* Start Data provided *
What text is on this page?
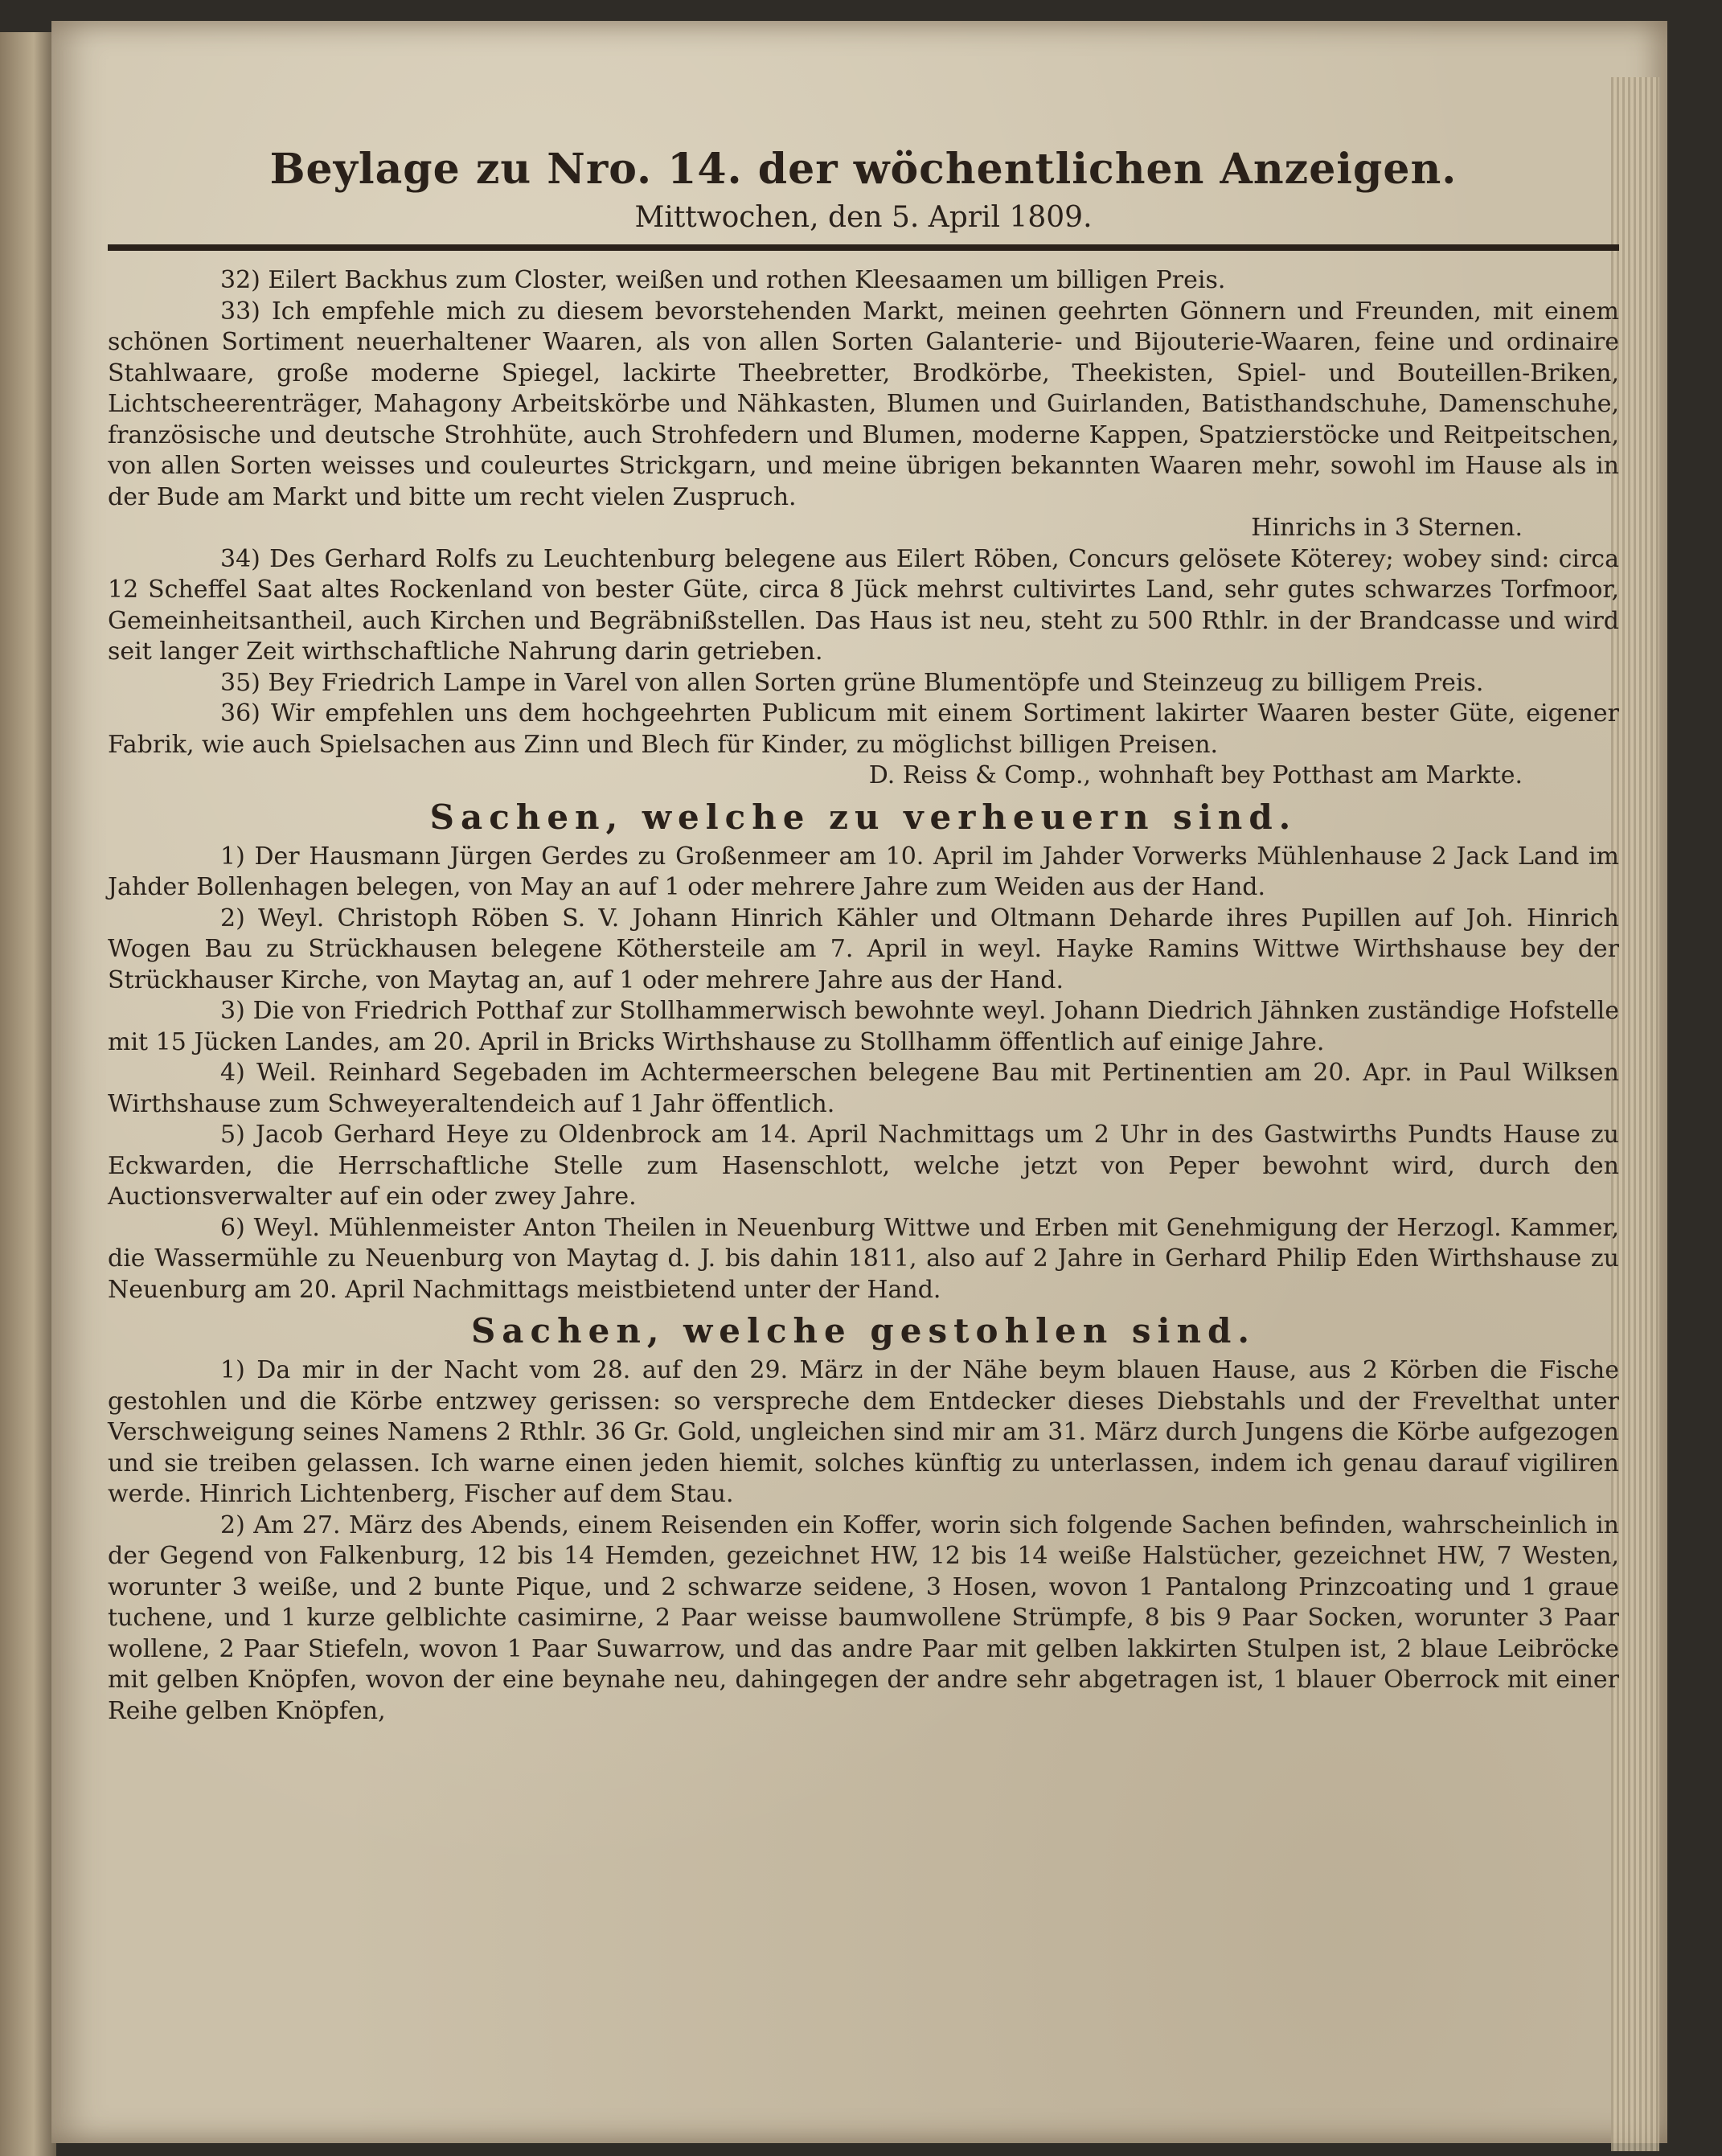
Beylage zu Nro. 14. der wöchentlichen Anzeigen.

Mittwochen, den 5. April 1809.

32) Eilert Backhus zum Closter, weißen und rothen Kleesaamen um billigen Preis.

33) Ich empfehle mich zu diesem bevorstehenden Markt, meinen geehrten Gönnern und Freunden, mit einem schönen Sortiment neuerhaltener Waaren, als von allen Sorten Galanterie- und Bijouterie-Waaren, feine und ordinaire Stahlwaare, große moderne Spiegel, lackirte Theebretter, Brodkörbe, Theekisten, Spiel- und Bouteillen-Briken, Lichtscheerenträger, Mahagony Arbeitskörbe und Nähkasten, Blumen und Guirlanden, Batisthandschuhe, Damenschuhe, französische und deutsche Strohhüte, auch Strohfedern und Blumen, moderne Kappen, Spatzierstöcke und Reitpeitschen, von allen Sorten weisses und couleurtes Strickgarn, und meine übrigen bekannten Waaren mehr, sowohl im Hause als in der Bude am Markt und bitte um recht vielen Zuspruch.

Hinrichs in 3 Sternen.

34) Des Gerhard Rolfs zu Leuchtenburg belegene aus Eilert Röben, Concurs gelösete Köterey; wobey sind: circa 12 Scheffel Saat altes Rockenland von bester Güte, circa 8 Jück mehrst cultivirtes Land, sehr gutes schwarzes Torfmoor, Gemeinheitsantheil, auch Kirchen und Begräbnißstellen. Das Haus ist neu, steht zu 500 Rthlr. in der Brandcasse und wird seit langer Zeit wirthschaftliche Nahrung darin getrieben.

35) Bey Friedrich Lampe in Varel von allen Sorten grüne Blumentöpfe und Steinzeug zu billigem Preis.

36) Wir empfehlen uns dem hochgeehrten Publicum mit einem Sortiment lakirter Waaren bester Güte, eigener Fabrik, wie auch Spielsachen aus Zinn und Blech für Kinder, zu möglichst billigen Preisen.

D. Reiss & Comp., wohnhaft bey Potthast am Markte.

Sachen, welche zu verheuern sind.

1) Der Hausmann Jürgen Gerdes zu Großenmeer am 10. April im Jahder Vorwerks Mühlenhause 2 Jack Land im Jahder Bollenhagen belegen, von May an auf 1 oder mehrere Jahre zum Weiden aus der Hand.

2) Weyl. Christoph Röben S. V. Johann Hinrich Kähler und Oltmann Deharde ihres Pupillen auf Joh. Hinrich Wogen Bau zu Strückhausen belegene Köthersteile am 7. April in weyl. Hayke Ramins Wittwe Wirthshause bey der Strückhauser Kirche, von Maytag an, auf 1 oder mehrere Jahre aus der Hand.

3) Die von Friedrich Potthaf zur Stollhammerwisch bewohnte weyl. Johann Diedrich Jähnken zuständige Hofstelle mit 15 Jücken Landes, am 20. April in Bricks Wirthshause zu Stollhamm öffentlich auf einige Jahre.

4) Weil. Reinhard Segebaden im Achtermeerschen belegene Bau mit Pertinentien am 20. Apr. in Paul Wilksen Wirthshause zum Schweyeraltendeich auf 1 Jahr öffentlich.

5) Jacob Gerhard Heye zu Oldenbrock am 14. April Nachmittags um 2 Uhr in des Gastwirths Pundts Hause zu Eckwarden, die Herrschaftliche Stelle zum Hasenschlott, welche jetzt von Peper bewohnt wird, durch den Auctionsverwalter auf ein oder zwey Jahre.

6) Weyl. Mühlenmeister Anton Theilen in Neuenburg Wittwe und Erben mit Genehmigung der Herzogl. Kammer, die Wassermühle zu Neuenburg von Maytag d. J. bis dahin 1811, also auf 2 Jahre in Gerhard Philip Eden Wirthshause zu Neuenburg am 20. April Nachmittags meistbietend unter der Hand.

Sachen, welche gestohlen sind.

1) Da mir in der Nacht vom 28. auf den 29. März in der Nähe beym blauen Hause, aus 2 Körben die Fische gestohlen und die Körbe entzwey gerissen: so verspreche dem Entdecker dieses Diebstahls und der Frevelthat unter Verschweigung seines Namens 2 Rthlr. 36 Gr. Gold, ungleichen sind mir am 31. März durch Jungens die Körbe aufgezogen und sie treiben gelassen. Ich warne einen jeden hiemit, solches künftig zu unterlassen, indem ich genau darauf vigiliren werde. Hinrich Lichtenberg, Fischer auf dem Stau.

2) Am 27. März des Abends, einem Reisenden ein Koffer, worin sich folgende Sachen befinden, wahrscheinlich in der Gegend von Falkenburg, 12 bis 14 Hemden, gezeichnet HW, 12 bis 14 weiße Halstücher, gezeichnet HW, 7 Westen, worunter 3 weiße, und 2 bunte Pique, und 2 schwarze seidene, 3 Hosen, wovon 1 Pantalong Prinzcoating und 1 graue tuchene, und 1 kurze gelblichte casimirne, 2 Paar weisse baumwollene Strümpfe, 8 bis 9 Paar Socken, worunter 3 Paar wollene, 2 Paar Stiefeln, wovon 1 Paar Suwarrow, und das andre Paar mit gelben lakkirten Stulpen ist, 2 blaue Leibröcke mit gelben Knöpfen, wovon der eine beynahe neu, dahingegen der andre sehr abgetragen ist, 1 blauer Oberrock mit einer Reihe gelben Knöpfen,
* End Data provided *
Exercise details:
Return every line holding the word "Röben" from the records.

Written response:
34) Des Gerhard Rolfs zu Leuchtenburg belegene aus Eilert Röben, Concurs gelösete Köterey; wobey sind: circa 12 Scheffel Saat altes Rockenland von bester Güte, circa 8 Jück mehrst cultivirtes Land, sehr gutes schwarzes Torfmoor, Gemeinheitsantheil, auch Kirchen und Begräbnißstellen. Das Haus ist neu, steht zu 500 Rthlr. in der Brandcasse und wird seit langer Zeit wirthschaftliche Nahrung darin getrieben.
2) Weyl. Christoph Röben S. V. Johann Hinrich Kähler und Oltmann Deharde ihres Pupillen auf Joh. Hinrich Wogen Bau zu Strückhausen belegene Köthersteile am 7. April in weyl. Hayke Ramins Wittwe Wirthshause bey der Strückhauser Kirche, von Maytag an, auf 1 oder mehrere Jahre aus der Hand.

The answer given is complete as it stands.